◆ WHAT THE EXERCISE ASKS
For the listing below, give the count of lines containing the string "BECD" and nothing else.
— begin INFORMATION PROVIDED —
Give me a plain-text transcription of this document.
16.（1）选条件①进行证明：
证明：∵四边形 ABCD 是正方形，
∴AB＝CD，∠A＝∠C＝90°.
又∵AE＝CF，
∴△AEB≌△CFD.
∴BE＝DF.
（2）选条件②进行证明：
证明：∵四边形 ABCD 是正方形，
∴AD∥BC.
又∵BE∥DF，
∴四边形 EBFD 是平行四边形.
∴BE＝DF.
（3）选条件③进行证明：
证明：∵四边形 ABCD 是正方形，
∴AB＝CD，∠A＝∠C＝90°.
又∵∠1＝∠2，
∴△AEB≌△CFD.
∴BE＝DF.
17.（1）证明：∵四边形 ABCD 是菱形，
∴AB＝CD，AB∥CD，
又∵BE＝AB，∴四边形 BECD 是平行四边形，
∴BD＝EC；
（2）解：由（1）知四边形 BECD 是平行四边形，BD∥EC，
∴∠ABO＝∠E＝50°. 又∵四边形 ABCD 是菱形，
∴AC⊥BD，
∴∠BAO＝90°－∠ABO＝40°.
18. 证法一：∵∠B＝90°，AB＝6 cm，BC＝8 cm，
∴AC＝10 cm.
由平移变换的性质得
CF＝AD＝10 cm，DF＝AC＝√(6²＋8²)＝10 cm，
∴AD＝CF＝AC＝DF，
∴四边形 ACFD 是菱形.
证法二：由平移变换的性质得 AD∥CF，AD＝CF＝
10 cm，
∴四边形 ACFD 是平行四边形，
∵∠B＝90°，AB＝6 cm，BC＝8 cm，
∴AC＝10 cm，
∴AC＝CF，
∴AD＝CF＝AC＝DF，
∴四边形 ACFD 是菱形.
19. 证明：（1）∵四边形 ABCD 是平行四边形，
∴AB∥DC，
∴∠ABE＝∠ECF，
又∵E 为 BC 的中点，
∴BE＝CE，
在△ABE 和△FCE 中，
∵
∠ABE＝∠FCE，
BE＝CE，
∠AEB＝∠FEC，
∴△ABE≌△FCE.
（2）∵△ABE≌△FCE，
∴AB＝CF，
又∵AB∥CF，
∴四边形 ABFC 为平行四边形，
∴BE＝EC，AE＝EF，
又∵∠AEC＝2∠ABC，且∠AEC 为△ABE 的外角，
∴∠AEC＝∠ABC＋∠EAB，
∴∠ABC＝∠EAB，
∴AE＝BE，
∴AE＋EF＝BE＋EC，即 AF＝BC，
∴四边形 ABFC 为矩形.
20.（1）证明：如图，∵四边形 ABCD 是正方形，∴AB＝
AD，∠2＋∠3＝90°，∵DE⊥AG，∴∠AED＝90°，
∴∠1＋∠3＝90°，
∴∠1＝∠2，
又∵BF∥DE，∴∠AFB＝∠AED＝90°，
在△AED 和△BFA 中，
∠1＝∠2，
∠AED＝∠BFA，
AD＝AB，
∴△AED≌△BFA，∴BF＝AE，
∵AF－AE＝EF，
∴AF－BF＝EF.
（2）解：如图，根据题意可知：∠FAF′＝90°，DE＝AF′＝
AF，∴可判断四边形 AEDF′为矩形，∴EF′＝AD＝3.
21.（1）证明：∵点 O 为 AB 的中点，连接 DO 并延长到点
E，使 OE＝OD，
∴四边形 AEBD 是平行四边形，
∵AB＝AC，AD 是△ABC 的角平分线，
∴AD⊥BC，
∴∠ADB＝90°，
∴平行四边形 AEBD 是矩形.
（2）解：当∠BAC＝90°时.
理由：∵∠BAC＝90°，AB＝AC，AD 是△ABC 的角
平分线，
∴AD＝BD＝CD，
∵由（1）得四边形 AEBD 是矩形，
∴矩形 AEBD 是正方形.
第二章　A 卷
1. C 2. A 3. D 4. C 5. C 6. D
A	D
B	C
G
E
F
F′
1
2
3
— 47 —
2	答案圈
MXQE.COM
— end INFORMATION PROVIDED —
◆ ANSWER BELOW
2